>>>>>

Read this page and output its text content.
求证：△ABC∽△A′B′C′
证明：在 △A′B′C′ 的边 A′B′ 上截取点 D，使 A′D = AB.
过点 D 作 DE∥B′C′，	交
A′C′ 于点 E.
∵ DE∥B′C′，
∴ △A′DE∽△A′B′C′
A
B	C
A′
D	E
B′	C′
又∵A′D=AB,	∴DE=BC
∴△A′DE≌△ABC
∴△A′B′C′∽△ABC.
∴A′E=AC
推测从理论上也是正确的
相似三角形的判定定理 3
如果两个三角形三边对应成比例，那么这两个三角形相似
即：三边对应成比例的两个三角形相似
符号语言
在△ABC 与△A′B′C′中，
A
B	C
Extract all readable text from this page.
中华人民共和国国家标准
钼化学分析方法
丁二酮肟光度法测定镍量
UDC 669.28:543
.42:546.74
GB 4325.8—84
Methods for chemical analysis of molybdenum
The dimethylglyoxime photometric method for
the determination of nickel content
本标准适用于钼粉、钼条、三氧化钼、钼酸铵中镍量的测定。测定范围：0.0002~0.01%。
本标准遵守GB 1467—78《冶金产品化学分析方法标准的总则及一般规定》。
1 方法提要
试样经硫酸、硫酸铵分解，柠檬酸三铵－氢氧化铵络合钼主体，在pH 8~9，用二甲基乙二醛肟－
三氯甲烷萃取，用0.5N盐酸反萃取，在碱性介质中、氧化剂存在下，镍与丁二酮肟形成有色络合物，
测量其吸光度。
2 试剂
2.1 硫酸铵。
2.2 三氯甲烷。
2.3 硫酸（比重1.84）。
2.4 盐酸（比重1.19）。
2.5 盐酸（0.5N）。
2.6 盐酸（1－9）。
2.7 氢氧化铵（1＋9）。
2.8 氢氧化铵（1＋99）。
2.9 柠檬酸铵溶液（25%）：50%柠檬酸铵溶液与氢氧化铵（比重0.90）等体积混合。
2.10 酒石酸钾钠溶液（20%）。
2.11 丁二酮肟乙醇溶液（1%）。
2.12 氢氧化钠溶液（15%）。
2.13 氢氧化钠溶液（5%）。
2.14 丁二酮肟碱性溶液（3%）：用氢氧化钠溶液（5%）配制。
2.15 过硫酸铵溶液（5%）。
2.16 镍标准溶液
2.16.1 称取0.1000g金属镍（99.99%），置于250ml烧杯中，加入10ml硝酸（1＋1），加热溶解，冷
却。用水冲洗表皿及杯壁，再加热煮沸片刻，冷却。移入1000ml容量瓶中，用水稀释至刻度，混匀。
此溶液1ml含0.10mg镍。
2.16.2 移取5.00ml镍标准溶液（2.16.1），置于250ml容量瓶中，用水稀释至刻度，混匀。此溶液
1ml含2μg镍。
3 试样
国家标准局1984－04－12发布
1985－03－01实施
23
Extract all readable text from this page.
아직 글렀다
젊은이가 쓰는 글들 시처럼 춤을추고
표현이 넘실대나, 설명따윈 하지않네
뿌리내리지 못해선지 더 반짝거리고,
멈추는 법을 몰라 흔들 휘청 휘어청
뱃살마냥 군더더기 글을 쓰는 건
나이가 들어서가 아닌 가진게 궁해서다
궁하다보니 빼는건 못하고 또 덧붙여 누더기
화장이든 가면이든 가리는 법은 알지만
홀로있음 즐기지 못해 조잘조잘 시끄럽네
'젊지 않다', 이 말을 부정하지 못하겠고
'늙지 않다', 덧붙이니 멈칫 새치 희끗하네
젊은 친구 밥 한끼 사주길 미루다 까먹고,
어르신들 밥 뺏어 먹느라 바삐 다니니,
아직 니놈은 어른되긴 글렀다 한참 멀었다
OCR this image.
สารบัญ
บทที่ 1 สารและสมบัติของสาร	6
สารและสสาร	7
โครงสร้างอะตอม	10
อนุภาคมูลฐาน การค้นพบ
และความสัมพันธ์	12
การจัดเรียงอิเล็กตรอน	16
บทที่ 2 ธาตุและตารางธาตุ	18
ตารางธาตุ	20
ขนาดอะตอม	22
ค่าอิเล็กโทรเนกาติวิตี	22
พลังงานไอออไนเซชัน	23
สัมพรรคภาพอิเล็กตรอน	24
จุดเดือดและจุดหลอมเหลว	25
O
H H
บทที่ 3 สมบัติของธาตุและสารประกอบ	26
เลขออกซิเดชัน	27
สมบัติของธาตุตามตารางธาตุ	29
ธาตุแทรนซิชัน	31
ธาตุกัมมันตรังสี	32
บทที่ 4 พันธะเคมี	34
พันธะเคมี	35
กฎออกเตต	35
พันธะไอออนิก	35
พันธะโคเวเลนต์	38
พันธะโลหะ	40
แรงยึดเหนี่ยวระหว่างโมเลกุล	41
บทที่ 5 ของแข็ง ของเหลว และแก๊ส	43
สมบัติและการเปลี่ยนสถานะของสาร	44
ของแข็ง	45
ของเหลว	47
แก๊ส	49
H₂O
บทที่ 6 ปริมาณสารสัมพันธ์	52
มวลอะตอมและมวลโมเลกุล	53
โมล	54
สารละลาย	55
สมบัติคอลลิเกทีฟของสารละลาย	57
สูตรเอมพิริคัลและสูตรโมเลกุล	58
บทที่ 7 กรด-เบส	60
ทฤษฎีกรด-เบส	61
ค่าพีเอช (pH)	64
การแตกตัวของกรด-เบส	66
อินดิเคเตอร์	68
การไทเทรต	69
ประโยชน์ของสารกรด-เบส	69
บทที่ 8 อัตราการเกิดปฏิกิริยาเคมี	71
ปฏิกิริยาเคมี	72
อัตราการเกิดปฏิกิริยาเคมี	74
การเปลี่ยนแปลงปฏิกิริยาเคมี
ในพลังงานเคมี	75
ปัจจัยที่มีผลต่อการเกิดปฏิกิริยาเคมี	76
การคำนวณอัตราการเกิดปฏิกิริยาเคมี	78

<<<<<

* Job
Count the lines in the records above that hold the word "ยาเคม", and give only that number.

* Solved problem
6